» **WRITTEN TASK**
Locate each line containing the string "structured" and copy it out.

» **PROVIDED DATA**
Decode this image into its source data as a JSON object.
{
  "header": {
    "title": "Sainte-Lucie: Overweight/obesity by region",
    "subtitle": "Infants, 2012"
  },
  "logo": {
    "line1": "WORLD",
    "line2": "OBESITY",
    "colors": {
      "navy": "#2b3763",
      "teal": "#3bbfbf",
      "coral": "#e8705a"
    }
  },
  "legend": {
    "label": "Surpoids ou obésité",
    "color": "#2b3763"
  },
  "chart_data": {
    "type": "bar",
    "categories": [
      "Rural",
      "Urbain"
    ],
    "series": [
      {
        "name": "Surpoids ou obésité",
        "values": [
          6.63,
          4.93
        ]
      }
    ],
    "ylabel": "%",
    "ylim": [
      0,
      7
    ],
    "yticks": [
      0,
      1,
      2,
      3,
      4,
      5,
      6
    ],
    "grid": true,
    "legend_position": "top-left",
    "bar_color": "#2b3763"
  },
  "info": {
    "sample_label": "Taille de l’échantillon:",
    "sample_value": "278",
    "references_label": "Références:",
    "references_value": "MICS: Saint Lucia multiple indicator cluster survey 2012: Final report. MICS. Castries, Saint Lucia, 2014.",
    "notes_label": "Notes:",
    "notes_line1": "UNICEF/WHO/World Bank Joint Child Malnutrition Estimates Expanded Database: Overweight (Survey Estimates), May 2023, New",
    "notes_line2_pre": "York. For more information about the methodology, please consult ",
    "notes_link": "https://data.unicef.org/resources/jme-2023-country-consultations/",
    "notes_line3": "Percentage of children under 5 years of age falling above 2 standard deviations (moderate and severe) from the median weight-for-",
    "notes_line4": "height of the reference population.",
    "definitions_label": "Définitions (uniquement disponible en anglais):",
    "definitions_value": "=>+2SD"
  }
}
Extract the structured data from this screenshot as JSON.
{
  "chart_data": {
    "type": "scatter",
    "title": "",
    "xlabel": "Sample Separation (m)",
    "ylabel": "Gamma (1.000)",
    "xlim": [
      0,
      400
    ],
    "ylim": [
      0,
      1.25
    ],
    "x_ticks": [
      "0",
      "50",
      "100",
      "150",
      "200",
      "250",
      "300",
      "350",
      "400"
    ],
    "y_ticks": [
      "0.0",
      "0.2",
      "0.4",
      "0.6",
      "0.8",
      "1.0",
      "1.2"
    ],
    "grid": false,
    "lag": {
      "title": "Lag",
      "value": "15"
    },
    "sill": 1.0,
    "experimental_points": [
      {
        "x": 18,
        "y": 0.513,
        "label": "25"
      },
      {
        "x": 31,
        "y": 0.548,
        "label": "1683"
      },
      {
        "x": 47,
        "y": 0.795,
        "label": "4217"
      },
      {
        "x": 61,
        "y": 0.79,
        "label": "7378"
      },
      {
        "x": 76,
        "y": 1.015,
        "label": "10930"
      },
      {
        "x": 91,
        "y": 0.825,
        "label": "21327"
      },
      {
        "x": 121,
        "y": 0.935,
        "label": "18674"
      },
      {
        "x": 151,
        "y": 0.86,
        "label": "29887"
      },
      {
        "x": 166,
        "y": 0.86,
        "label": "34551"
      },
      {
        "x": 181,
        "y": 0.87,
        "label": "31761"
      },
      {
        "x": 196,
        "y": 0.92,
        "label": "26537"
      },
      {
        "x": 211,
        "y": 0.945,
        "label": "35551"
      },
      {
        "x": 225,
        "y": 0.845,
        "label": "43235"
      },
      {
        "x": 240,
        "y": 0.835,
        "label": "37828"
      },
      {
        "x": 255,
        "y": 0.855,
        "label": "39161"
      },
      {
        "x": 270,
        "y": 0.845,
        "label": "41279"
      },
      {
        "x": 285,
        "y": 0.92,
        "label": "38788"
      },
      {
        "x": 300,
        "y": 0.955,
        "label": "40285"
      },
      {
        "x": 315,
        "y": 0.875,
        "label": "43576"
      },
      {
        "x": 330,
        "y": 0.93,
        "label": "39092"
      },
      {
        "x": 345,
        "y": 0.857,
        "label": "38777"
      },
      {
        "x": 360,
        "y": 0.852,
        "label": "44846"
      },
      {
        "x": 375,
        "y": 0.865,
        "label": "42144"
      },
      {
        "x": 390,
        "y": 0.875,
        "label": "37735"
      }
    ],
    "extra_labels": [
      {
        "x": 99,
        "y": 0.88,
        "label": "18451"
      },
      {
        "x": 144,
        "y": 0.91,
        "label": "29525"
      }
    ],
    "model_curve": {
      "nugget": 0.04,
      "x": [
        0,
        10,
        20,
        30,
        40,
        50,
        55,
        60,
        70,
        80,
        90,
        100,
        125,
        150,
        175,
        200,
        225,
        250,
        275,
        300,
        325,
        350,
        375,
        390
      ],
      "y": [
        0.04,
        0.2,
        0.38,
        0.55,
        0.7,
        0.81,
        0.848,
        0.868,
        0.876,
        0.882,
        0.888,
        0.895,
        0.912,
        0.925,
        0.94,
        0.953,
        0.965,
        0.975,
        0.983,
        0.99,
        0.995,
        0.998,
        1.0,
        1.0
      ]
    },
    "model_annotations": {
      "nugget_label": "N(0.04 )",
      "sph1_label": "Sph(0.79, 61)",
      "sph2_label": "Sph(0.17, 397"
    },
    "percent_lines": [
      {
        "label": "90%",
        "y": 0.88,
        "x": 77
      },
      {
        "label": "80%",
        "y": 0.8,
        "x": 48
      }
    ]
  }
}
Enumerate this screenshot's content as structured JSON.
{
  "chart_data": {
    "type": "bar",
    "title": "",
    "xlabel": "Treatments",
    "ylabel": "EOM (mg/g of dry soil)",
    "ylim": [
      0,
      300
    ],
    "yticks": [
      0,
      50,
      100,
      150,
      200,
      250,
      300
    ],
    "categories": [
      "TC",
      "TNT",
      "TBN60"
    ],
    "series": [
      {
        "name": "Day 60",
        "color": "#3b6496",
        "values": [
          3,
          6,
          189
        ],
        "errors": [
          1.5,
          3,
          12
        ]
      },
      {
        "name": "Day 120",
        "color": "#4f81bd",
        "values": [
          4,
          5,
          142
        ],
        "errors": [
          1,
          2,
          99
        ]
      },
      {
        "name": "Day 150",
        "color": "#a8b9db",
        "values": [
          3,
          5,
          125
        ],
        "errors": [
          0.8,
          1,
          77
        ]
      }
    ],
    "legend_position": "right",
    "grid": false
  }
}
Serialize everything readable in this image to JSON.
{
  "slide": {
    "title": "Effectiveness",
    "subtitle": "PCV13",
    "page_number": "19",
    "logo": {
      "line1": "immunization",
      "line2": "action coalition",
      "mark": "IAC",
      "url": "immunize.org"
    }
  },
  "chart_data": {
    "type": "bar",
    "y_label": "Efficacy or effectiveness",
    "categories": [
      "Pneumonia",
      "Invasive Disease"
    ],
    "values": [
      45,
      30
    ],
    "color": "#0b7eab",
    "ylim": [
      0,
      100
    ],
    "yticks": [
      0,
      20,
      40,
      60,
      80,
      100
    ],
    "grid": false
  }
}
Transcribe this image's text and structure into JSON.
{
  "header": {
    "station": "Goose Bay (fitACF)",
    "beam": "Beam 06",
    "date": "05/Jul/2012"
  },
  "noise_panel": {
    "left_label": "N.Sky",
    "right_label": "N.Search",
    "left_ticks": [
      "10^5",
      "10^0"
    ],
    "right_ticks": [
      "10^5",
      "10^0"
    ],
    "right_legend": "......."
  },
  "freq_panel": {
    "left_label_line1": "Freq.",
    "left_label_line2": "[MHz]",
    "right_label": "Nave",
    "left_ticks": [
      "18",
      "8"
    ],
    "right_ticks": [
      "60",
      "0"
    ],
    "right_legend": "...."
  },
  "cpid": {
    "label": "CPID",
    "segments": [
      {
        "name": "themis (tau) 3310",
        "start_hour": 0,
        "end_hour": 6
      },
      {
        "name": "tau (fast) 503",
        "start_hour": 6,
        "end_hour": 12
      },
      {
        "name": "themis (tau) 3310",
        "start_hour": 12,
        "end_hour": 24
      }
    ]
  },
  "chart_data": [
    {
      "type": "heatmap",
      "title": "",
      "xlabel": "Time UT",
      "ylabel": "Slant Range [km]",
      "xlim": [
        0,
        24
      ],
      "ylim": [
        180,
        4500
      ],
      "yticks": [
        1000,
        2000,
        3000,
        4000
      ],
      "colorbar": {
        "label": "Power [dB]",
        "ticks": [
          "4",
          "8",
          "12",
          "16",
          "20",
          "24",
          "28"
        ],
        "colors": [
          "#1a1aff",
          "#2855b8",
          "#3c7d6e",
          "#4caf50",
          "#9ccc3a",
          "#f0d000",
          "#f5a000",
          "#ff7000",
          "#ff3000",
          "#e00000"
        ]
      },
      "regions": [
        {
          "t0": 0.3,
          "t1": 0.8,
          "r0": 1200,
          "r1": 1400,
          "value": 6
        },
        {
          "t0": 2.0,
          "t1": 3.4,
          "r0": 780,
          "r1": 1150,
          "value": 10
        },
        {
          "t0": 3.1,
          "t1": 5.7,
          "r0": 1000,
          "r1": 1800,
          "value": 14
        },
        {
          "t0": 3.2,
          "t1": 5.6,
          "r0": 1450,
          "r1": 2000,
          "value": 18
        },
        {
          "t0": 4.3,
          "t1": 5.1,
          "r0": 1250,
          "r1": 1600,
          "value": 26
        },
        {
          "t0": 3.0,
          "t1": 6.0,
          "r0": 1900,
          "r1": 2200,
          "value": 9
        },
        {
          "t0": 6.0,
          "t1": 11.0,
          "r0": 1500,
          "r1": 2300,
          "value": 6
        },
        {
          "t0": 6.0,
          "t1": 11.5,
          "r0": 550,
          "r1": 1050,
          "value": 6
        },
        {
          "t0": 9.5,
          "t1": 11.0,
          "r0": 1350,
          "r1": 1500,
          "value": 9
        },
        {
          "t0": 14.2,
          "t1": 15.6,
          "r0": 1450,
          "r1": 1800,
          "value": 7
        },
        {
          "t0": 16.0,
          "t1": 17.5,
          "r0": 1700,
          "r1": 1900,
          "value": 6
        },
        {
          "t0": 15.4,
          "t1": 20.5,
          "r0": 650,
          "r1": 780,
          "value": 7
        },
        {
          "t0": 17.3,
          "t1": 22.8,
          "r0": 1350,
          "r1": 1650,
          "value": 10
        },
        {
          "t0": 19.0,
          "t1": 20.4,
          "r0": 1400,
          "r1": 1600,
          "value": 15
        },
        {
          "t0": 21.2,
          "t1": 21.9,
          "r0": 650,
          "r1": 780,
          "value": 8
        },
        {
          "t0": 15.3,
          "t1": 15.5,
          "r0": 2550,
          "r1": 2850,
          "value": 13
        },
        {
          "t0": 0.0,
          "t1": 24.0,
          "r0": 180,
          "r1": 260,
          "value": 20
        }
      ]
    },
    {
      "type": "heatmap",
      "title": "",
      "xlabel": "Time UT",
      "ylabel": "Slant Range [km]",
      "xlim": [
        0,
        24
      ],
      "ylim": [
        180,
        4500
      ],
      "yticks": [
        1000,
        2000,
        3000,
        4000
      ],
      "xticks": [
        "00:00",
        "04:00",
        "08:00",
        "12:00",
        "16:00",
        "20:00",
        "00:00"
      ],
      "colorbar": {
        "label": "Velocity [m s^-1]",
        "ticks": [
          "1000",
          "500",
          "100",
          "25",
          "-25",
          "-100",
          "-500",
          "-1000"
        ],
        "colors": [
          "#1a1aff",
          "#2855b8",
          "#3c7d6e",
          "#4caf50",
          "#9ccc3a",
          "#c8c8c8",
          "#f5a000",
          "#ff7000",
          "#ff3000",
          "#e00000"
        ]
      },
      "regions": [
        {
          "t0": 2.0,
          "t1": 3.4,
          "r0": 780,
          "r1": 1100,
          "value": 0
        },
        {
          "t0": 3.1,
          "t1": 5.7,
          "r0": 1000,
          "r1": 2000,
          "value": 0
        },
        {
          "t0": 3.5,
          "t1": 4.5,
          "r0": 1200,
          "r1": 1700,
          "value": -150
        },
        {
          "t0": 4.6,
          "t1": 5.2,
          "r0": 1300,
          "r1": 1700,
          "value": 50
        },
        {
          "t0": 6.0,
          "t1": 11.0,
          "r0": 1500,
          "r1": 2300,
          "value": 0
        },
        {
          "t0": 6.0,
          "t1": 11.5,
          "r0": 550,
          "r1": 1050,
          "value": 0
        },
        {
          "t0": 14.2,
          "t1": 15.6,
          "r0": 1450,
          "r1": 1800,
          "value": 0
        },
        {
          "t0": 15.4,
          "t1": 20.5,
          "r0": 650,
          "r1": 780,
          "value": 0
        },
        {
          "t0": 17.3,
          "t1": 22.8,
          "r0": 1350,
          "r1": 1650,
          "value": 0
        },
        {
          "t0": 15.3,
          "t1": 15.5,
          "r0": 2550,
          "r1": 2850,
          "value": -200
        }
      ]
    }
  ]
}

» **TASK SOLUTION**
Extract the structured data from this screenshot as JSON.
Enumerate this screenshot's content as structured JSON.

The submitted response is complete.